Task to carry out
Copy all lines below containing "group".

Dataset records:
►

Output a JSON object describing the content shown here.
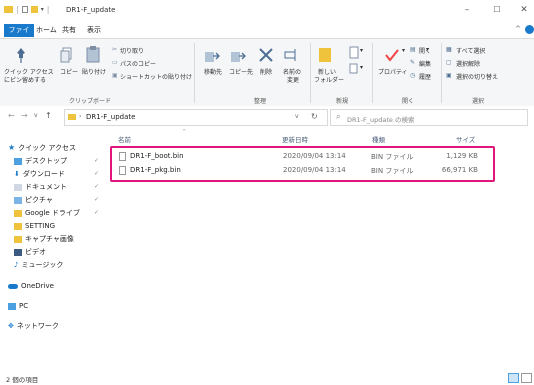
{
  "window": {
    "title": "DR1-F_update"
  },
  "ribbon_tabs": [
    "ファイル",
    "ホーム",
    "共有",
    "表示"
  ],
  "ribbon": {
    "clipboard": {
      "pin_label_1": "クイック アクセス",
      "pin_label_2": "にピン留めする",
      "copy": "コピー",
      "paste": "貼り付け",
      "cut": "切り取り",
      "copy_path": "パスのコピー",
      "paste_shortcut": "ショートカットの貼り付け",
      "group": "クリップボード"
    },
    "organize": {
      "move_to": "移動先",
      "copy_to": "コピー先",
      "delete": "削除",
      "rename_1": "名前の",
      "rename_2": "変更",
      "group": "整理"
    },
    "new": {
      "new_folder_1": "新しい",
      "new_folder_2": "フォルダー",
      "group": "新規"
    },
    "open": {
      "properties": "プロパティ",
      "open": "開く",
      "edit": "編集",
      "history": "履歴",
      "group": "開く"
    },
    "select": {
      "select_all": "すべて選択",
      "select_none": "選択解除",
      "invert": "選択の切り替え",
      "group": "選択"
    }
  },
  "address": {
    "path": "DR1-F_update",
    "search_placeholder": "DR1-F_update の検索"
  },
  "columns": {
    "name": "名前",
    "date": "更新日時",
    "type": "種類",
    "size": "サイズ"
  },
  "files": [
    {
      "name": "DR1-F_boot.bin",
      "date": "2020/09/04 13:14",
      "type": "BIN ファイル",
      "size": "1,129 KB"
    },
    {
      "name": "DR1-F_pkg.bin",
      "date": "2020/09/04 13:14",
      "type": "BIN ファイル",
      "size": "66,971 KB"
    }
  ],
  "nav": {
    "quick_access": "クイック アクセス",
    "desktop": "デスクトップ",
    "downloads": "ダウンロード",
    "documents": "ドキュメント",
    "pictures": "ピクチャ",
    "google_drive": "Google ドライブ",
    "setting": "SETTING",
    "capture": "キャプチャ画像",
    "videos": "ビデオ",
    "music": "ミュージック",
    "onedrive": "OneDrive",
    "pc": "PC",
    "network": "ネットワーク"
  },
  "status": {
    "item_count": "2 個の項目"
  },
  "colors": {
    "accent": "#1979ca",
    "highlight": "#e0147a",
    "folder": "#f0c33c"
  }
}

◄

Answer below
      "group": "クリップボード"
      "group": "整理"
      "group": "新規"
      "group": "開く"
      "group": "選択"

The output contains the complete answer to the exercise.